(TASK BRIEF): Each line below should be quoted exactly, please.

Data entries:
- - -

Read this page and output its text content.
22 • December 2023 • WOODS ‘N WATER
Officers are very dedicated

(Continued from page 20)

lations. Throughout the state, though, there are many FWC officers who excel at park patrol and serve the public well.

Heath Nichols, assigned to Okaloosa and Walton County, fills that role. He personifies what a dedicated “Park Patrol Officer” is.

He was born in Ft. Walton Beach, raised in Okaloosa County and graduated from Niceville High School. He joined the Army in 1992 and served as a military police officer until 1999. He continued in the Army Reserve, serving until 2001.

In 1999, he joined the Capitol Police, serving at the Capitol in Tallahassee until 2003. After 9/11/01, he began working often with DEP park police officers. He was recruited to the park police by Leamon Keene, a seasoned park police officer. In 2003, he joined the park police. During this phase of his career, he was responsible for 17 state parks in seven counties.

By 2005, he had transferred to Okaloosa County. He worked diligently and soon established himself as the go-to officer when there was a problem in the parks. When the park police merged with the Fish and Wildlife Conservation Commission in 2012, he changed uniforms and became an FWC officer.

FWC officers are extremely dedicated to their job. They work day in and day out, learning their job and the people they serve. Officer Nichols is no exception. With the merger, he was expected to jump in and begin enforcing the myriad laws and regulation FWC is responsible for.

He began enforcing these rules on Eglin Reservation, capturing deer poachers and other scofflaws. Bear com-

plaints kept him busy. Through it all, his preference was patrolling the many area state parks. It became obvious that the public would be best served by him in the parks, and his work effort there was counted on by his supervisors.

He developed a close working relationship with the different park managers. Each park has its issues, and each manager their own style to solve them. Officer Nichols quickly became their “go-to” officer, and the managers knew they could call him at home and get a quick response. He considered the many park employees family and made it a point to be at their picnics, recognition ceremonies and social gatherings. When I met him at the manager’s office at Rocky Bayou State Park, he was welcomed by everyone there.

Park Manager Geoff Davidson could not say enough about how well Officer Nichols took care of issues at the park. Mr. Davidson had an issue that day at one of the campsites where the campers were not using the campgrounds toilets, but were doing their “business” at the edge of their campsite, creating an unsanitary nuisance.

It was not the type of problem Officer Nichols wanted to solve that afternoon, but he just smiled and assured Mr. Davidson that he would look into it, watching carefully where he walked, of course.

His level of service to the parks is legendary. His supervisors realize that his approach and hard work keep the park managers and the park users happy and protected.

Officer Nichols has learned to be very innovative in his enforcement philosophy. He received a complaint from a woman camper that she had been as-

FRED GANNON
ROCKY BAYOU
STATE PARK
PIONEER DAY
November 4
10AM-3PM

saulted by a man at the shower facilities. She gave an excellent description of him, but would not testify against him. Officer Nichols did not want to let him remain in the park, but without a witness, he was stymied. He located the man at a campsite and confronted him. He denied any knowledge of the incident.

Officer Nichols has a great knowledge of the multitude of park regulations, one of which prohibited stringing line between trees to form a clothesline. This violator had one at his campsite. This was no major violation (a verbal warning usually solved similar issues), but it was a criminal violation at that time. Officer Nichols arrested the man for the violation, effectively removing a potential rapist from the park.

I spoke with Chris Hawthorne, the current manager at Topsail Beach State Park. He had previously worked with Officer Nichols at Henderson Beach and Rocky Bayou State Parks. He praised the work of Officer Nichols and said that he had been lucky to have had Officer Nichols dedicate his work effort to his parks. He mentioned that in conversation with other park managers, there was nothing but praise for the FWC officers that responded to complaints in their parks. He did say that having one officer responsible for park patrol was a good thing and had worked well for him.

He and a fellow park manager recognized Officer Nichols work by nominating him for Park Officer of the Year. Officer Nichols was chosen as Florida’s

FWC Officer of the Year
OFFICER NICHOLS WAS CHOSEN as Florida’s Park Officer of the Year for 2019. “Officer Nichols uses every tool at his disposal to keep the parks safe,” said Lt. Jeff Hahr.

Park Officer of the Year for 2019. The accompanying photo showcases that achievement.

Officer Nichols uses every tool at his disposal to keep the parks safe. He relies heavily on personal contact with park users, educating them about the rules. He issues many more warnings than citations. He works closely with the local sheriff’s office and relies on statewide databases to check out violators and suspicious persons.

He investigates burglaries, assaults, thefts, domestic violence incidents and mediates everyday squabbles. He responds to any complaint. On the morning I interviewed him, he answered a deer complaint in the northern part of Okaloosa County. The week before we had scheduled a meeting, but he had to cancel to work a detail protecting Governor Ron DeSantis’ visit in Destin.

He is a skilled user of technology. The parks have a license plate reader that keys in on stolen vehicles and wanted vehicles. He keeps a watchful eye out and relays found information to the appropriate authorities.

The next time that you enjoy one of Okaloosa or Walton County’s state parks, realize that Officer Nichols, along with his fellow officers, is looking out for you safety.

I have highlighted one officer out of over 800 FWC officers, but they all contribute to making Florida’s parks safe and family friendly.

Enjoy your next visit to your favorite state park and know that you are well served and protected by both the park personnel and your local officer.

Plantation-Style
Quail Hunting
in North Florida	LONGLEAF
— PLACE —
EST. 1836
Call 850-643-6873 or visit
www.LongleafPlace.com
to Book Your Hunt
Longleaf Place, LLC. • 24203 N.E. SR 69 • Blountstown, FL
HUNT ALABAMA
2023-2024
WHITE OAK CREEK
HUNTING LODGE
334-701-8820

- - -

(ANSWER BELOW):
Read this page and output its text content.
22 • December 2023 • WOODS ‘N WATER
Officers are very dedicated

(Continued from page 20)

lations. Throughout the state, though, there are many FWC officers who excel at park patrol and serve the public well.

Heath Nichols, assigned to Okaloosa and Walton County, fills that role. He personifies what a dedicated “Park Patrol Officer” is.

He was born in Ft. Walton Beach, raised in Okaloosa County and graduated from Niceville High School. He joined the Army in 1992 and served as a military police officer until 1999. He continued in the Army Reserve, serving until 2001.

In 1999, he joined the Capitol Police, serving at the Capitol in Tallahassee until 2003. After 9/11/01, he began working often with DEP park police officers. He was recruited to the park police by Leamon Keene, a seasoned park police officer. In 2003, he joined the park police. During this phase of his career, he was responsible for 17 state parks in seven counties.

By 2005, he had transferred to Okaloosa County. He worked diligently and soon established himself as the go-to officer when there was a problem in the parks. When the park police merged with the Fish and Wildlife Conservation Commission in 2012, he changed uniforms and became an FWC officer.

FWC officers are extremely dedicated to their job. They work day in and day out, learning their job and the people they serve. Officer Nichols is no exception. With the merger, he was expected to jump in and begin enforcing the myriad laws and regulation FWC is responsible for.

He began enforcing these rules on Eglin Reservation, capturing deer poachers and other scofflaws. Bear com-

plaints kept him busy. Through it all, his preference was patrolling the many area state parks. It became obvious that the public would be best served by him in the parks, and his work effort there was counted on by his supervisors.

He developed a close working relationship with the different park managers. Each park has its issues, and each manager their own style to solve them. Officer Nichols quickly became their “go-to” officer, and the managers knew they could call him at home and get a quick response. He considered the many park employees family and made it a point to be at their picnics, recognition ceremonies and social gatherings. When I met him at the manager’s office at Rocky Bayou State Park, he was welcomed by everyone there.

Park Manager Geoff Davidson could not say enough about how well Officer Nichols took care of issues at the park. Mr. Davidson had an issue that day at one of the campsites where the campers were not using the campgrounds toilets, but were doing their “business” at the edge of their campsite, creating an unsanitary nuisance.

It was not the type of problem Officer Nichols wanted to solve that afternoon, but he just smiled and assured Mr. Davidson that he would look into it, watching carefully where he walked, of course.

His level of service to the parks is legendary. His supervisors realize that his approach and hard work keep the park managers and the park users happy and protected.

Officer Nichols has learned to be very innovative in his enforcement philosophy. He received a complaint from a woman camper that she had been as-

FRED GANNON
ROCKY BAYOU
STATE PARK
PIONEER DAY
November 4
10AM-3PM

saulted by a man at the shower facilities. She gave an excellent description of him, but would not testify against him. Officer Nichols did not want to let him remain in the park, but without a witness, he was stymied. He located the man at a campsite and confronted him. He denied any knowledge of the incident.

Officer Nichols has a great knowledge of the multitude of park regulations, one of which prohibited stringing line between trees to form a clothesline. This violator had one at his campsite. This was no major violation (a verbal warning usually solved similar issues), but it was a criminal violation at that time. Officer Nichols arrested the man for the violation, effectively removing a potential rapist from the park.

I spoke with Chris Hawthorne, the current manager at Topsail Beach State Park. He had previously worked with Officer Nichols at Henderson Beach and Rocky Bayou State Parks. He praised the work of Officer Nichols and said that he had been lucky to have had Officer Nichols dedicate his work effort to his parks. He mentioned that in conversation with other park managers, there was nothing but praise for the FWC officers that responded to complaints in their parks. He did say that having one officer responsible for park patrol was a good thing and had worked well for him.

He and a fellow park manager recognized Officer Nichols work by nominating him for Park Officer of the Year. Officer Nichols was chosen as Florida’s

FWC Officer of the Year
OFFICER NICHOLS WAS CHOSEN as Florida’s Park Officer of the Year for 2019. “Officer Nichols uses every tool at his disposal to keep the parks safe,” said Lt. Jeff Hahr.

Park Officer of the Year for 2019. The accompanying photo showcases that achievement.

Officer Nichols uses every tool at his disposal to keep the parks safe. He relies heavily on personal contact with park users, educating them about the rules. He issues many more warnings than citations. He works closely with the local sheriff’s office and relies on statewide databases to check out violators and suspicious persons.

He investigates burglaries, assaults, thefts, domestic violence incidents and mediates everyday squabbles. He responds to any complaint. On the morning I interviewed him, he answered a deer complaint in the northern part of Okaloosa County. The week before we had scheduled a meeting, but he had to cancel to work a detail protecting Governor Ron DeSantis’ visit in Destin.

He is a skilled user of technology. The parks have a license plate reader that keys in on stolen vehicles and wanted vehicles. He keeps a watchful eye out and relays found information to the appropriate authorities.

The next time that you enjoy one of Okaloosa or Walton County’s state parks, realize that Officer Nichols, along with his fellow officers, is looking out for you safety.

I have highlighted one officer out of over 800 FWC officers, but they all contribute to making Florida’s parks safe and family friendly.

Enjoy your next visit to your favorite state park and know that you are well served and protected by both the park personnel and your local officer.

Plantation-Style
Quail Hunting
in North Florida	LONGLEAF
— PLACE —
EST. 1836
Call 850-643-6873 or visit
www.LongleafPlace.com
to Book Your Hunt
Longleaf Place, LLC. • 24203 N.E. SR 69 • Blountstown, FL
HUNT ALABAMA
2023-2024
WHITE OAK CREEK
HUNTING LODGE
334-701-8820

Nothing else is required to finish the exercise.